__Aim__. Reproduce each line of the listing exactly.

__Provided records__.
—————

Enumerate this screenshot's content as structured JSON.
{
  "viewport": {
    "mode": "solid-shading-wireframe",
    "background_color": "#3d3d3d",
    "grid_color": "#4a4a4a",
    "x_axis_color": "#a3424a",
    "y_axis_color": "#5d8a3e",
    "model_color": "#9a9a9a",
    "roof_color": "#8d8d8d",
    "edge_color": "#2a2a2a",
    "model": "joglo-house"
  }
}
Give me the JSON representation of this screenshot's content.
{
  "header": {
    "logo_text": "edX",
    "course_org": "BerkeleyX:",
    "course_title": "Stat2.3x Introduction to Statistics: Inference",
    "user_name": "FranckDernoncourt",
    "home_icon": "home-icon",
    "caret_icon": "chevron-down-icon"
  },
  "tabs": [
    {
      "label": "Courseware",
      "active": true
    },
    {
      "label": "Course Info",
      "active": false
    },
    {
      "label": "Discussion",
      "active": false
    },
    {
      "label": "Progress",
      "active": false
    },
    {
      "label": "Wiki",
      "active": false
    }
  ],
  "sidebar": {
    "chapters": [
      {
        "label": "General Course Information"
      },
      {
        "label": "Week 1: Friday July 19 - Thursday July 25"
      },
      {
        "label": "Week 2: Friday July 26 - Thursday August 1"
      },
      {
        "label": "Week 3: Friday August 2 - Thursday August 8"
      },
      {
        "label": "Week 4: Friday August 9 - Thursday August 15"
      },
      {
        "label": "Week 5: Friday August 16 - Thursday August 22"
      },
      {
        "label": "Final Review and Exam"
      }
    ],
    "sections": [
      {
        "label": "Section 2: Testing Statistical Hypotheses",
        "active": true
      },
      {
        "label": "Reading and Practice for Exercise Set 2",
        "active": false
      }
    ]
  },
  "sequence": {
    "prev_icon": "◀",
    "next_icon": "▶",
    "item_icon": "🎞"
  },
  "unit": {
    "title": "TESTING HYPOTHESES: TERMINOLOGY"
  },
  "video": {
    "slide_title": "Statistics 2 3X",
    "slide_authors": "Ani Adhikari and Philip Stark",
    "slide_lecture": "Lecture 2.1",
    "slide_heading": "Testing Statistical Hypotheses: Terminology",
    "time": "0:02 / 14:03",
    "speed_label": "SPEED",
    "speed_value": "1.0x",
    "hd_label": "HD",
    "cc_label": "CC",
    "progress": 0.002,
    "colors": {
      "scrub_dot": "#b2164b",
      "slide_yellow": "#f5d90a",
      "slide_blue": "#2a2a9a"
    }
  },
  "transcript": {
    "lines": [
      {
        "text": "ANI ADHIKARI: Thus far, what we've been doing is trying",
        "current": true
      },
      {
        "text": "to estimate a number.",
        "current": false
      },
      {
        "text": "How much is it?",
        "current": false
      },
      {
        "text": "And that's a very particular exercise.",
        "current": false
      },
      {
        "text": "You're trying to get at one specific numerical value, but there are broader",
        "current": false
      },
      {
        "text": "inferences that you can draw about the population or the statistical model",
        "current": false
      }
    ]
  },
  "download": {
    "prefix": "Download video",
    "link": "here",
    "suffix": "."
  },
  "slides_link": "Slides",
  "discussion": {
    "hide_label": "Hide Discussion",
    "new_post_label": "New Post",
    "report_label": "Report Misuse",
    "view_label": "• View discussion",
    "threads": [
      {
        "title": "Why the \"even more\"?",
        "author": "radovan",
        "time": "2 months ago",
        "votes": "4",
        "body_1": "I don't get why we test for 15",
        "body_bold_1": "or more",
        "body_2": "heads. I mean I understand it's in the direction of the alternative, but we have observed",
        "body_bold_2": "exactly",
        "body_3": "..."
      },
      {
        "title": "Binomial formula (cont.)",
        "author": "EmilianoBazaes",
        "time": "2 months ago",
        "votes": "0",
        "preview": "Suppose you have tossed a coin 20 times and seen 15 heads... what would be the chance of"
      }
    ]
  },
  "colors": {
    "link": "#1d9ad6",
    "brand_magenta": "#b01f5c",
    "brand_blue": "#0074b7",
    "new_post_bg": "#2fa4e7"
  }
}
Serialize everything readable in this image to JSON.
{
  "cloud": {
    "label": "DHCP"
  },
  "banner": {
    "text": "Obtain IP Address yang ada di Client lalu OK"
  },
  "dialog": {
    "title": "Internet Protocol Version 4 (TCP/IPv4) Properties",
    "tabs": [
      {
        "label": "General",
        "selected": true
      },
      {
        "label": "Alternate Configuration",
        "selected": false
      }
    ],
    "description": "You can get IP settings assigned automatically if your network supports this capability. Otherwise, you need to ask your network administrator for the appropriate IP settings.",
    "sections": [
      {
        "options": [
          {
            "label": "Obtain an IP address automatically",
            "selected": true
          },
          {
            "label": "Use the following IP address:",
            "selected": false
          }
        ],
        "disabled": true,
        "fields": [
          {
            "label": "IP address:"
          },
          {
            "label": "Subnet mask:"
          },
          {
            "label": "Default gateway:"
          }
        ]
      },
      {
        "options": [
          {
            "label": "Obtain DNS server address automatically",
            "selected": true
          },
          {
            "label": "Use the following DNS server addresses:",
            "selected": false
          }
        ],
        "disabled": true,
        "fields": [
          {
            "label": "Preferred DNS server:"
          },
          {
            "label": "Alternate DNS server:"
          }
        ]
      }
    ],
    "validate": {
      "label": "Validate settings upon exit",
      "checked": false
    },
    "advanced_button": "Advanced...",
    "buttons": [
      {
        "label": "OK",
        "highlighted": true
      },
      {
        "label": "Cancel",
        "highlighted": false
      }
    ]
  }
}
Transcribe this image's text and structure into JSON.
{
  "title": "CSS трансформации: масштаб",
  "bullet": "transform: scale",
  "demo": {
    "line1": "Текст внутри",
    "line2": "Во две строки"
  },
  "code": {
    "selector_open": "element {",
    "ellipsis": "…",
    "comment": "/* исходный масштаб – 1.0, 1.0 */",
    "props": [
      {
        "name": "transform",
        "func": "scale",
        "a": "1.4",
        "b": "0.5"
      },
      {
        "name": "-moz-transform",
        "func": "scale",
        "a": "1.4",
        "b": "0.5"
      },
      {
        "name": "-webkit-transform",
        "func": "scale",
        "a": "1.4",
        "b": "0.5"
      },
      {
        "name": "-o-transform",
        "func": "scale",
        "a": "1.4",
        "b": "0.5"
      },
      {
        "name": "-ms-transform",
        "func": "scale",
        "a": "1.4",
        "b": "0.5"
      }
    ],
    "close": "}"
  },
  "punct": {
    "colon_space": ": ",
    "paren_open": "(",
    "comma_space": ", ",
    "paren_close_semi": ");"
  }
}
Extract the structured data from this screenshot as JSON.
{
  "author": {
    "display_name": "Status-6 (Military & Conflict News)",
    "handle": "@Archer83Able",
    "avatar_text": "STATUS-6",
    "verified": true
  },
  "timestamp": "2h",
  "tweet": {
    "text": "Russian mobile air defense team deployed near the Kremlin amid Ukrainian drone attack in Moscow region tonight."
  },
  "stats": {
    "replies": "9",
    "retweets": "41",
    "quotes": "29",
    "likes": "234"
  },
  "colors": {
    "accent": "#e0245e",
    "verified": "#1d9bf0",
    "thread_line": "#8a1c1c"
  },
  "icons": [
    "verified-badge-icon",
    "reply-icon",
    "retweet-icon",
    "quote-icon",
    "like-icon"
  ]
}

—————

__Finished answer__.
Enumerate this screenshot's content as structured JSON.
{
  "viewport": {
    "mode": "solid-shading-wireframe",
    "background_color": "#3d3d3d",
    "grid_color": "#4a4a4a",
    "x_axis_color": "#a3424a",
    "y_axis_color": "#5d8a3e",
    "model_color": "#9a9a9a",
    "roof_color": "#8d8d8d",
    "edge_color": "#2a2a2a",
    "model": "joglo-house"
  }
}
Give me the JSON representation of this screenshot's content.
{
  "header": {
    "logo_text": "edX",
    "course_org": "BerkeleyX:",
    "course_title": "Stat2.3x Introduction to Statistics: Inference",
    "user_name": "FranckDernoncourt",
    "home_icon": "home-icon",
    "caret_icon": "chevron-down-icon"
  },
  "tabs": [
    {
      "label": "Courseware",
      "active": true
    },
    {
      "label": "Course Info",
      "active": false
    },
    {
      "label": "Discussion",
      "active": false
    },
    {
      "label": "Progress",
      "active": false
    },
    {
      "label": "Wiki",
      "active": false
    }
  ],
  "sidebar": {
    "chapters": [
      {
        "label": "General Course Information"
      },
      {
        "label": "Week 1: Friday July 19 - Thursday July 25"
      },
      {
        "label": "Week 2: Friday July 26 - Thursday August 1"
      },
      {
        "label": "Week 3: Friday August 2 - Thursday August 8"
      },
      {
        "label": "Week 4: Friday August 9 - Thursday August 15"
      },
      {
        "label": "Week 5: Friday August 16 - Thursday August 22"
      },
      {
        "label": "Final Review and Exam"
      }
    ],
    "sections": [
      {
        "label": "Section 2: Testing Statistical Hypotheses",
        "active": true
      },
      {
        "label": "Reading and Practice for Exercise Set 2",
        "active": false
      }
    ]
  },
  "sequence": {
    "prev_icon": "◀",
    "next_icon": "▶",
    "item_icon": "🎞"
  },
  "unit": {
    "title": "TESTING HYPOTHESES: TERMINOLOGY"
  },
  "video": {
    "slide_title": "Statistics 2 3X",
    "slide_authors": "Ani Adhikari and Philip Stark",
    "slide_lecture": "Lecture 2.1",
    "slide_heading": "Testing Statistical Hypotheses: Terminology",
    "time": "0:02 / 14:03",
    "speed_label": "SPEED",
    "speed_value": "1.0x",
    "hd_label": "HD",
    "cc_label": "CC",
    "progress": 0.002,
    "colors": {
      "scrub_dot": "#b2164b",
      "slide_yellow": "#f5d90a",
      "slide_blue": "#2a2a9a"
    }
  },
  "transcript": {
    "lines": [
      {
        "text": "ANI ADHIKARI: Thus far, what we've been doing is trying",
        "current": true
      },
      {
        "text": "to estimate a number.",
        "current": false
      },
      {
        "text": "How much is it?",
        "current": false
      },
      {
        "text": "And that's a very particular exercise.",
        "current": false
      },
      {
        "text": "You're trying to get at one specific numerical value, but there are broader",
        "current": false
      },
      {
        "text": "inferences that you can draw about the population or the statistical model",
        "current": false
      }
    ]
  },
  "download": {
    "prefix": "Download video",
    "link": "here",
    "suffix": "."
  },
  "slides_link": "Slides",
  "discussion": {
    "hide_label": "Hide Discussion",
    "new_post_label": "New Post",
    "report_label": "Report Misuse",
    "view_label": "• View discussion",
    "threads": [
      {
        "title": "Why the \"even more\"?",
        "author": "radovan",
        "time": "2 months ago",
        "votes": "4",
        "body_1": "I don't get why we test for 15",
        "body_bold_1": "or more",
        "body_2": "heads. I mean I understand it's in the direction of the alternative, but we have observed",
        "body_bold_2": "exactly",
        "body_3": "..."
      },
      {
        "title": "Binomial formula (cont.)",
        "author": "EmilianoBazaes",
        "time": "2 months ago",
        "votes": "0",
        "preview": "Suppose you have tossed a coin 20 times and seen 15 heads... what would be the chance of"
      }
    ]
  },
  "colors": {
    "link": "#1d9ad6",
    "brand_magenta": "#b01f5c",
    "brand_blue": "#0074b7",
    "new_post_bg": "#2fa4e7"
  }
}
Serialize everything readable in this image to JSON.
{
  "cloud": {
    "label": "DHCP"
  },
  "banner": {
    "text": "Obtain IP Address yang ada di Client lalu OK"
  },
  "dialog": {
    "title": "Internet Protocol Version 4 (TCP/IPv4) Properties",
    "tabs": [
      {
        "label": "General",
        "selected": true
      },
      {
        "label": "Alternate Configuration",
        "selected": false
      }
    ],
    "description": "You can get IP settings assigned automatically if your network supports this capability. Otherwise, you need to ask your network administrator for the appropriate IP settings.",
    "sections": [
      {
        "options": [
          {
            "label": "Obtain an IP address automatically",
            "selected": true
          },
          {
            "label": "Use the following IP address:",
            "selected": false
          }
        ],
        "disabled": true,
        "fields": [
          {
            "label": "IP address:"
          },
          {
            "label": "Subnet mask:"
          },
          {
            "label": "Default gateway:"
          }
        ]
      },
      {
        "options": [
          {
            "label": "Obtain DNS server address automatically",
            "selected": true
          },
          {
            "label": "Use the following DNS server addresses:",
            "selected": false
          }
        ],
        "disabled": true,
        "fields": [
          {
            "label": "Preferred DNS server:"
          },
          {
            "label": "Alternate DNS server:"
          }
        ]
      }
    ],
    "validate": {
      "label": "Validate settings upon exit",
      "checked": false
    },
    "advanced_button": "Advanced...",
    "buttons": [
      {
        "label": "OK",
        "highlighted": true
      },
      {
        "label": "Cancel",
        "highlighted": false
      }
    ]
  }
}
Transcribe this image's text and structure into JSON.
{
  "title": "CSS трансформации: масштаб",
  "bullet": "transform: scale",
  "demo": {
    "line1": "Текст внутри",
    "line2": "Во две строки"
  },
  "code": {
    "selector_open": "element {",
    "ellipsis": "…",
    "comment": "/* исходный масштаб – 1.0, 1.0 */",
    "props": [
      {
        "name": "transform",
        "func": "scale",
        "a": "1.4",
        "b": "0.5"
      },
      {
        "name": "-moz-transform",
        "func": "scale",
        "a": "1.4",
        "b": "0.5"
      },
      {
        "name": "-webkit-transform",
        "func": "scale",
        "a": "1.4",
        "b": "0.5"
      },
      {
        "name": "-o-transform",
        "func": "scale",
        "a": "1.4",
        "b": "0.5"
      },
      {
        "name": "-ms-transform",
        "func": "scale",
        "a": "1.4",
        "b": "0.5"
      }
    ],
    "close": "}"
  },
  "punct": {
    "colon_space": ": ",
    "paren_open": "(",
    "comma_space": ", ",
    "paren_close_semi": ");"
  }
}
Extract the structured data from this screenshot as JSON.
{
  "author": {
    "display_name": "Status-6 (Military & Conflict News)",
    "handle": "@Archer83Able",
    "avatar_text": "STATUS-6",
    "verified": true
  },
  "timestamp": "2h",
  "tweet": {
    "text": "Russian mobile air defense team deployed near the Kremlin amid Ukrainian drone attack in Moscow region tonight."
  },
  "stats": {
    "replies": "9",
    "retweets": "41",
    "quotes": "29",
    "likes": "234"
  },
  "colors": {
    "accent": "#e0245e",
    "verified": "#1d9bf0",
    "thread_line": "#8a1c1c"
  },
  "icons": [
    "verified-badge-icon",
    "reply-icon",
    "retweet-icon",
    "quote-icon",
    "like-icon"
  ]
}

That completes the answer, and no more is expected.